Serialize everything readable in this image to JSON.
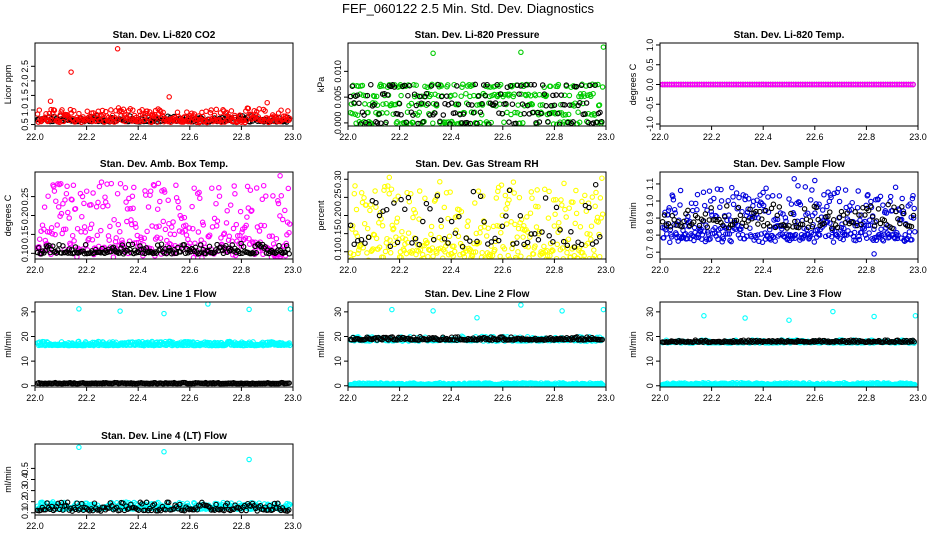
{
  "figure": {
    "title": "FEF_060122  2.5 Min. Std. Dev. Diagnostics"
  },
  "chart_data": [
    {
      "id": "co2",
      "type": "scatter",
      "title": "Stan. Dev. Li-820 CO2",
      "ylabel": "Licor ppm",
      "xlim": [
        22.0,
        23.0
      ],
      "ylim": [
        0.45,
        3.3
      ],
      "xticks": [
        "22.0",
        "22.2",
        "22.4",
        "22.6",
        "22.8",
        "23.0"
      ],
      "yticks": [
        {
          "v": 0.5,
          "t": "0.5"
        },
        {
          "v": 1.0,
          "t": "1.0"
        },
        {
          "v": 1.5,
          "t": "1.5"
        },
        {
          "v": 2.0,
          "t": "2.0"
        },
        {
          "v": 2.5,
          "t": "2.5"
        }
      ],
      "series": [
        {
          "color": "#000000",
          "n": 200,
          "base": 0.6,
          "spread": 0.2,
          "outliers": []
        },
        {
          "color": "#ff0000",
          "n": 300,
          "base": 0.6,
          "spread": 0.45,
          "outliers": [
            [
              22.32,
              3.1
            ],
            [
              22.14,
              2.3
            ],
            [
              22.06,
              1.3
            ],
            [
              22.52,
              1.45
            ],
            [
              22.9,
              1.25
            ]
          ]
        }
      ]
    },
    {
      "id": "pressure",
      "type": "scatter",
      "title": "Stan. Dev. Li-820 Pressure",
      "ylabel": "kPa",
      "xlim": [
        22.0,
        23.0
      ],
      "ylim": [
        -0.0006,
        0.0155
      ],
      "xticks": [
        "22.0",
        "22.2",
        "22.4",
        "22.6",
        "22.8",
        "23.0"
      ],
      "yticks": [
        {
          "v": 0.0,
          "t": "0.000"
        },
        {
          "v": 0.005,
          "t": "0.005"
        },
        {
          "v": 0.01,
          "t": "0.010"
        }
      ],
      "series": [
        {
          "color": "#00cc00",
          "n": 320,
          "base": 0.0,
          "spread": 0.0072,
          "levels": [
            0,
            0.0018,
            0.0036,
            0.0054,
            0.0072
          ],
          "outliers": [
            [
              22.33,
              0.0135
            ],
            [
              22.67,
              0.0137
            ],
            [
              22.99,
              0.0147
            ]
          ]
        },
        {
          "color": "#000000",
          "n": 150,
          "base": 0.0,
          "spread": 0.0072,
          "levels": [
            0,
            0.0018,
            0.0036,
            0.0054,
            0.0072
          ],
          "outliers": []
        }
      ]
    },
    {
      "id": "temp",
      "type": "scatter",
      "title": "Stan. Dev. Li-820 Temp.",
      "ylabel": "degrees C",
      "xlim": [
        22.0,
        23.0
      ],
      "ylim": [
        -1.05,
        1.05
      ],
      "xticks": [
        "22.0",
        "22.2",
        "22.4",
        "22.6",
        "22.8",
        "23.0"
      ],
      "yticks": [
        {
          "v": -1.0,
          "t": "-1.0"
        },
        {
          "v": -0.5,
          "t": "-0.5"
        },
        {
          "v": 0.0,
          "t": "0.0"
        },
        {
          "v": 0.5,
          "t": "0.5"
        },
        {
          "v": 1.0,
          "t": "1.0"
        }
      ],
      "series": [
        {
          "color": "#000000",
          "n": 110,
          "base": 0.0,
          "spread": 0.0,
          "outliers": []
        },
        {
          "color": "#ff00ff",
          "n": 110,
          "base": 0.0,
          "spread": 0.0,
          "outliers": [
            [
              22.0,
              0.0
            ]
          ]
        }
      ]
    },
    {
      "id": "ambbox",
      "type": "scatter",
      "title": "Stan. Dev. Amb. Box Temp.",
      "ylabel": "degrees C",
      "xlim": [
        22.0,
        23.0
      ],
      "ylim": [
        0.085,
        0.315
      ],
      "xticks": [
        "22.0",
        "22.2",
        "22.4",
        "22.6",
        "22.8",
        "23.0"
      ],
      "yticks": [
        {
          "v": 0.1,
          "t": "0.10"
        },
        {
          "v": 0.15,
          "t": "0.15"
        },
        {
          "v": 0.2,
          "t": "0.20"
        },
        {
          "v": 0.25,
          "t": "0.25"
        }
      ],
      "series": [
        {
          "color": "#ff00ff",
          "n": 360,
          "base": 0.1,
          "spread": 0.19,
          "outliers": [
            [
              22.95,
              0.305
            ]
          ]
        },
        {
          "color": "#000000",
          "n": 200,
          "base": 0.1,
          "spread": 0.025,
          "outliers": []
        }
      ]
    },
    {
      "id": "rh",
      "type": "scatter",
      "title": "Stan. Dev. Gas Stream RH",
      "ylabel": "percent",
      "xlim": [
        22.0,
        23.0
      ],
      "ylim": [
        0.08,
        0.32
      ],
      "xticks": [
        "22.0",
        "22.2",
        "22.4",
        "22.6",
        "22.8",
        "23.0"
      ],
      "yticks": [
        {
          "v": 0.1,
          "t": "0.10"
        },
        {
          "v": 0.15,
          "t": "0.15"
        },
        {
          "v": 0.2,
          "t": "0.20"
        },
        {
          "v": 0.25,
          "t": "0.25"
        },
        {
          "v": 0.3,
          "t": "0.30"
        }
      ],
      "series": [
        {
          "color": "#ffff00",
          "n": 340,
          "base": 0.09,
          "spread": 0.2,
          "outliers": [
            [
              22.16,
              0.305
            ]
          ]
        },
        {
          "color": "#000000",
          "n": 70,
          "base": 0.12,
          "spread": 0.15,
          "outliers": [
            [
              22.96,
              0.285
            ]
          ]
        }
      ]
    },
    {
      "id": "sampleflow",
      "type": "scatter",
      "title": "Stan. Dev. Sample Flow",
      "ylabel": "ml/min",
      "xlim": [
        22.0,
        23.0
      ],
      "ylim": [
        0.66,
        1.17
      ],
      "xticks": [
        "22.0",
        "22.2",
        "22.4",
        "22.6",
        "22.8",
        "23.0"
      ],
      "yticks": [
        {
          "v": 0.7,
          "t": "0.7"
        },
        {
          "v": 0.8,
          "t": "0.8"
        },
        {
          "v": 0.9,
          "t": "0.9"
        },
        {
          "v": 1.0,
          "t": "1.0"
        },
        {
          "v": 1.1,
          "t": "1.1"
        }
      ],
      "series": [
        {
          "color": "#0000dd",
          "n": 420,
          "base": 0.78,
          "spread": 0.3,
          "outliers": [
            [
              22.83,
              0.69
            ],
            [
              22.52,
              1.13
            ],
            [
              22.6,
              1.12
            ]
          ]
        },
        {
          "color": "#000000",
          "n": 130,
          "base": 0.85,
          "spread": 0.13,
          "outliers": []
        }
      ]
    },
    {
      "id": "line1",
      "type": "scatter",
      "title": "Stan. Dev. Line 1 Flow",
      "ylabel": "ml/min",
      "xlim": [
        22.0,
        23.0
      ],
      "ylim": [
        -0.5,
        34
      ],
      "xticks": [
        "22.0",
        "22.2",
        "22.4",
        "22.6",
        "22.8",
        "23.0"
      ],
      "yticks": [
        {
          "v": 0,
          "t": "0"
        },
        {
          "v": 10,
          "t": "10"
        },
        {
          "v": 20,
          "t": "20"
        },
        {
          "v": 30,
          "t": "30"
        }
      ],
      "series": [
        {
          "color": "#00ffff",
          "n": 400,
          "base": 16.4,
          "spread": 1.6,
          "outliers": [
            [
              22.17,
              31.2
            ],
            [
              22.33,
              30.3
            ],
            [
              22.5,
              29.3
            ],
            [
              22.67,
              33.2
            ],
            [
              22.83,
              31.0
            ],
            [
              22.99,
              31.2
            ]
          ]
        },
        {
          "color": "#000000",
          "n": 200,
          "base": 0.9,
          "spread": 0.4,
          "outliers": []
        }
      ]
    },
    {
      "id": "line2",
      "type": "scatter",
      "title": "Stan. Dev. Line 2 Flow",
      "ylabel": "ml/min",
      "xlim": [
        22.0,
        23.0
      ],
      "ylim": [
        -0.5,
        34
      ],
      "xticks": [
        "22.0",
        "22.2",
        "22.4",
        "22.6",
        "22.8",
        "23.0"
      ],
      "yticks": [
        {
          "v": 0,
          "t": "0"
        },
        {
          "v": 10,
          "t": "10"
        },
        {
          "v": 20,
          "t": "20"
        },
        {
          "v": 30,
          "t": "30"
        }
      ],
      "series": [
        {
          "color": "#00ffff",
          "n": 320,
          "base": 0.4,
          "spread": 0.8,
          "outliers": [
            [
              22.17,
              30.9
            ],
            [
              22.33,
              30.4
            ],
            [
              22.5,
              27.6
            ],
            [
              22.67,
              32.8
            ],
            [
              22.83,
              30.4
            ],
            [
              22.99,
              30.9
            ]
          ]
        },
        {
          "color": "#00ffff",
          "n": 200,
          "base": 18.2,
          "spread": 1.8,
          "outliers": []
        },
        {
          "color": "#000000",
          "n": 200,
          "base": 18.6,
          "spread": 1.2,
          "outliers": []
        }
      ]
    },
    {
      "id": "line3",
      "type": "scatter",
      "title": "Stan. Dev. Line 3 Flow",
      "ylabel": "ml/min",
      "xlim": [
        22.0,
        23.0
      ],
      "ylim": [
        -0.5,
        34
      ],
      "xticks": [
        "22.0",
        "22.2",
        "22.4",
        "22.6",
        "22.8",
        "23.0"
      ],
      "yticks": [
        {
          "v": 0,
          "t": "0"
        },
        {
          "v": 10,
          "t": "10"
        },
        {
          "v": 20,
          "t": "20"
        },
        {
          "v": 30,
          "t": "30"
        }
      ],
      "series": [
        {
          "color": "#00ffff",
          "n": 320,
          "base": 0.4,
          "spread": 0.8,
          "outliers": [
            [
              22.17,
              28.4
            ],
            [
              22.33,
              27.5
            ],
            [
              22.5,
              26.6
            ],
            [
              22.67,
              30.1
            ],
            [
              22.83,
              28.1
            ],
            [
              22.99,
              28.4
            ]
          ]
        },
        {
          "color": "#00ffff",
          "n": 200,
          "base": 17.4,
          "spread": 1.2,
          "outliers": []
        },
        {
          "color": "#000000",
          "n": 200,
          "base": 17.7,
          "spread": 0.8,
          "outliers": []
        }
      ]
    },
    {
      "id": "line4",
      "type": "scatter",
      "title": "Stan. Dev. Line 4 (LT) Flow",
      "ylabel": "ml/min",
      "xlim": [
        22.0,
        23.0
      ],
      "ylim": [
        0.08,
        0.72
      ],
      "xticks": [
        "22.0",
        "22.2",
        "22.4",
        "22.6",
        "22.8",
        "23.0"
      ],
      "yticks": [
        {
          "v": 0.1,
          "t": "0.1"
        },
        {
          "v": 0.2,
          "t": "0.2"
        },
        {
          "v": 0.3,
          "t": "0.3"
        },
        {
          "v": 0.4,
          "t": "0.4"
        },
        {
          "v": 0.5,
          "t": "0.5"
        }
      ],
      "series": [
        {
          "color": "#00ffff",
          "n": 380,
          "base": 0.135,
          "spread": 0.06,
          "outliers": [
            [
              22.17,
              0.69
            ],
            [
              22.5,
              0.65
            ],
            [
              22.83,
              0.58
            ]
          ]
        },
        {
          "color": "#000000",
          "n": 160,
          "base": 0.12,
          "spread": 0.075,
          "outliers": []
        }
      ]
    }
  ]
}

□ □ □ □ □

→ **Problem requirements**:
Copy every line that contains the string "Stan".

→ **Solution**:
      "title": "Stan. Dev. Li-820 CO2",
      "title": "Stan. Dev. Li-820 Pressure",
      "title": "Stan. Dev. Li-820 Temp.",
      "title": "Stan. Dev. Amb. Box Temp.",
      "title": "Stan. Dev. Gas Stream RH",
      "title": "Stan. Dev. Sample Flow",
      "title": "Stan. Dev. Line 1 Flow",
      "title": "Stan. Dev. Line 2 Flow",
      "title": "Stan. Dev. Line 3 Flow",
      "title": "Stan. Dev. Line 4 (LT) Flow",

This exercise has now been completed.